— Start of Records supplied —

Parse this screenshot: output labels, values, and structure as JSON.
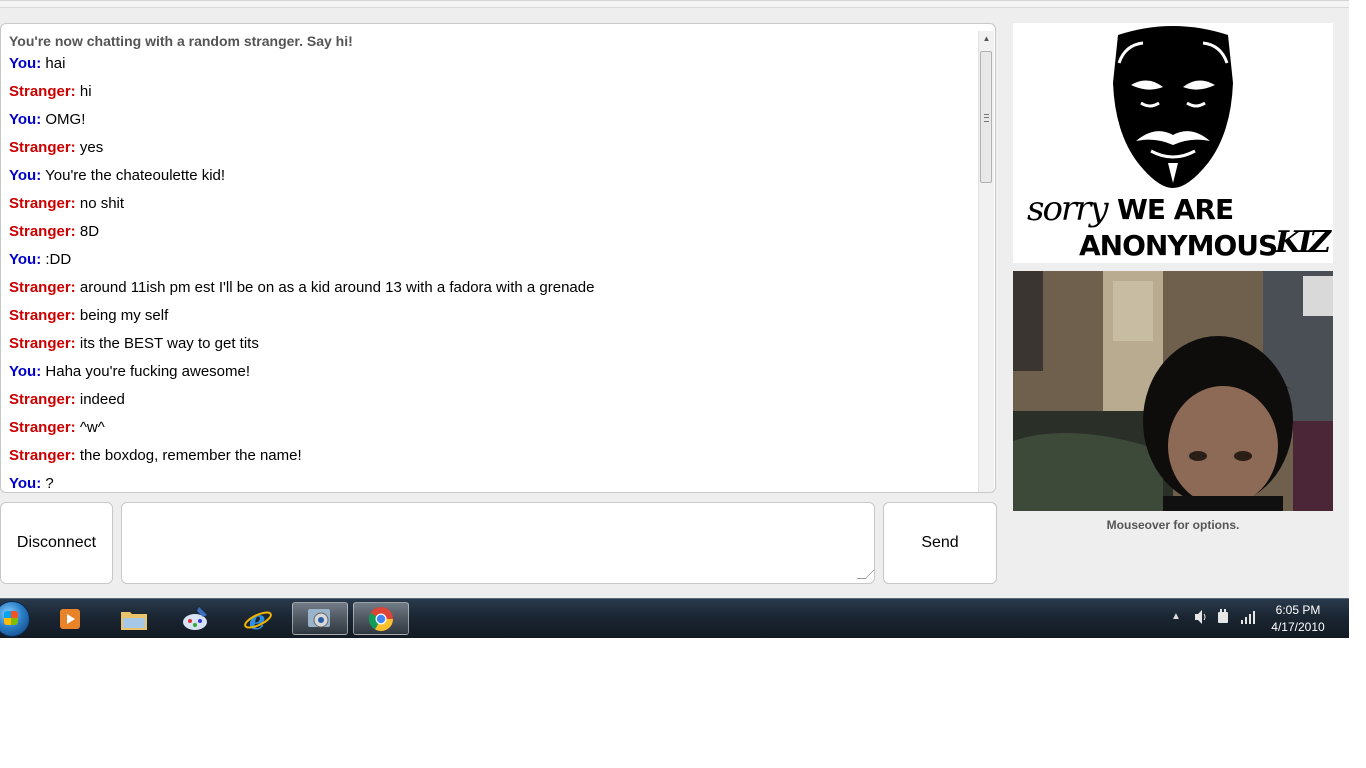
{
  "chat": {
    "status": "You're now chatting with a random stranger. Say hi!",
    "messages": [
      {
        "sender": "You:",
        "role": "you",
        "text": "hai"
      },
      {
        "sender": "Stranger:",
        "role": "stranger",
        "text": "hi"
      },
      {
        "sender": "You:",
        "role": "you",
        "text": "OMG!"
      },
      {
        "sender": "Stranger:",
        "role": "stranger",
        "text": "yes"
      },
      {
        "sender": "You:",
        "role": "you",
        "text": "You're the chateoulette kid!"
      },
      {
        "sender": "Stranger:",
        "role": "stranger",
        "text": "no shit"
      },
      {
        "sender": "Stranger:",
        "role": "stranger",
        "text": "8D"
      },
      {
        "sender": "You:",
        "role": "you",
        "text": ":DD"
      },
      {
        "sender": "Stranger:",
        "role": "stranger",
        "text": "around 11ish pm est I'll be on as a kid around 13 with a fadora with a grenade"
      },
      {
        "sender": "Stranger:",
        "role": "stranger",
        "text": "being my self"
      },
      {
        "sender": "Stranger:",
        "role": "stranger",
        "text": "its the BEST way to get tits"
      },
      {
        "sender": "You:",
        "role": "you",
        "text": "Haha you're fucking awesome!"
      },
      {
        "sender": "Stranger:",
        "role": "stranger",
        "text": "indeed"
      },
      {
        "sender": "Stranger:",
        "role": "stranger",
        "text": "^w^"
      },
      {
        "sender": "Stranger:",
        "role": "stranger",
        "text": "the boxdog, remember the name!"
      },
      {
        "sender": "You:",
        "role": "you",
        "text": "?"
      }
    ],
    "colors": {
      "you": "#0000cc",
      "stranger": "#cc0000"
    }
  },
  "controls": {
    "disconnect_label": "Disconnect",
    "send_label": "Send",
    "message_value": ""
  },
  "video": {
    "stranger_caption_line1": "WE ARE",
    "stranger_caption_handwritten": "sorry",
    "stranger_caption_line2": "ANONYMOUS",
    "stranger_caption_handwritten2": "KIZ",
    "mouseover_text": "Mouseover for options."
  },
  "taskbar": {
    "apps": [
      "start-orb",
      "media-player-icon",
      "explorer-icon",
      "paint-icon",
      "ie-icon",
      "app-icon",
      "chrome-icon"
    ],
    "clock_time": "6:05 PM",
    "clock_date": "4/17/2010"
  }
}
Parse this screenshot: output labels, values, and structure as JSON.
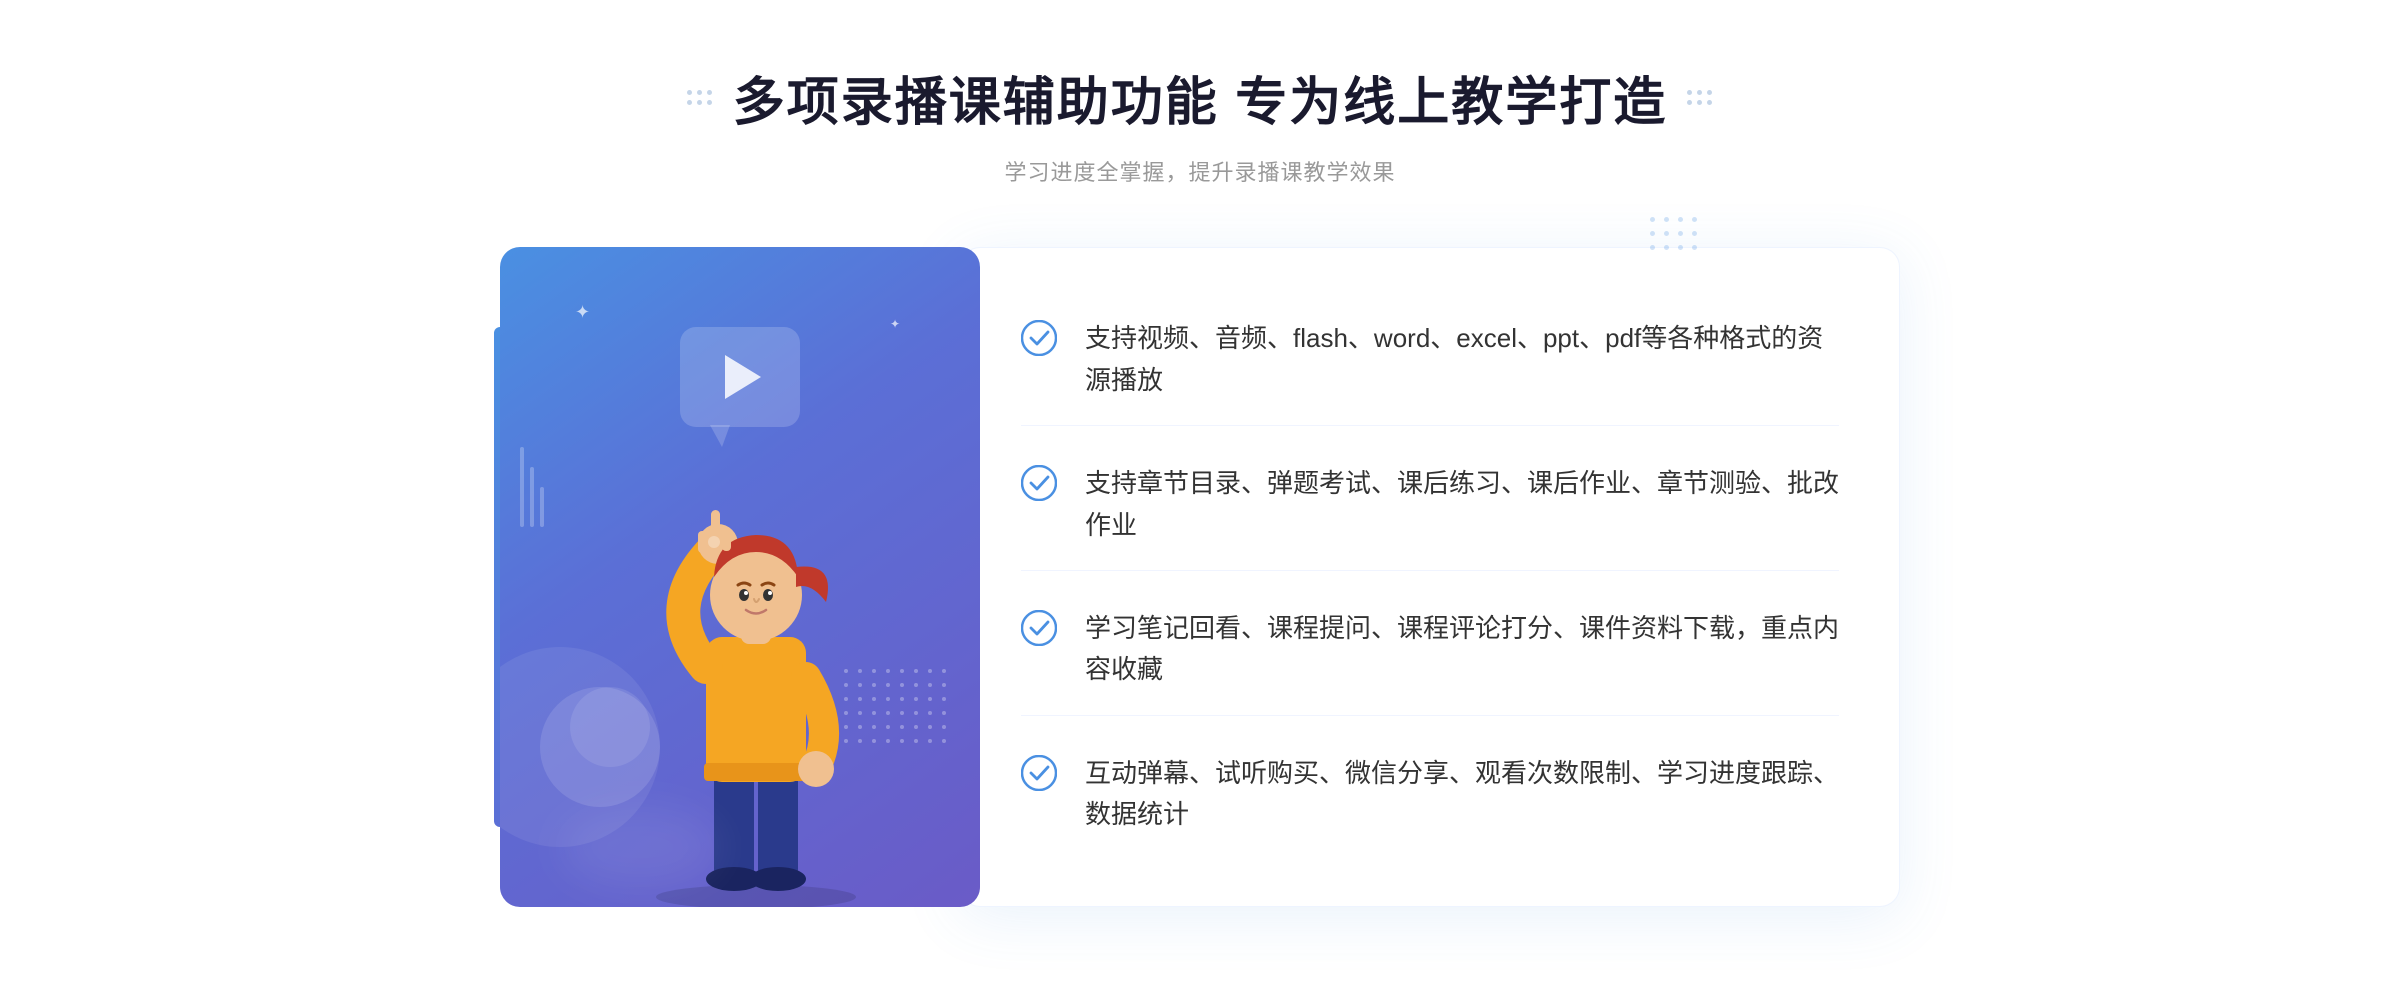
{
  "header": {
    "title": "多项录播课辅助功能 专为线上教学打造",
    "subtitle": "学习进度全掌握，提升录播课教学效果",
    "dots_decoration": true
  },
  "features": [
    {
      "id": 1,
      "text": "支持视频、音频、flash、word、excel、ppt、pdf等各种格式的资源播放"
    },
    {
      "id": 2,
      "text": "支持章节目录、弹题考试、课后练习、课后作业、章节测验、批改作业"
    },
    {
      "id": 3,
      "text": "学习笔记回看、课程提问、课程评论打分、课件资料下载，重点内容收藏"
    },
    {
      "id": 4,
      "text": "互动弹幕、试听购买、微信分享、观看次数限制、学习进度跟踪、数据统计"
    }
  ],
  "colors": {
    "accent_blue": "#4a90e2",
    "gradient_start": "#4a90e2",
    "gradient_end": "#6a5bc7",
    "text_dark": "#1a1a2e",
    "text_gray": "#999999",
    "text_body": "#333333"
  }
}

— End of Records supplied —

- [Request]:
Which lines contain "with"? Show each of them.

- [Finished task]:
    "status": "You're now chatting with a random stranger. Say hi!",
        "text": "around 11ish pm est I'll be on as a kid around 13 with a fadora with a grenade"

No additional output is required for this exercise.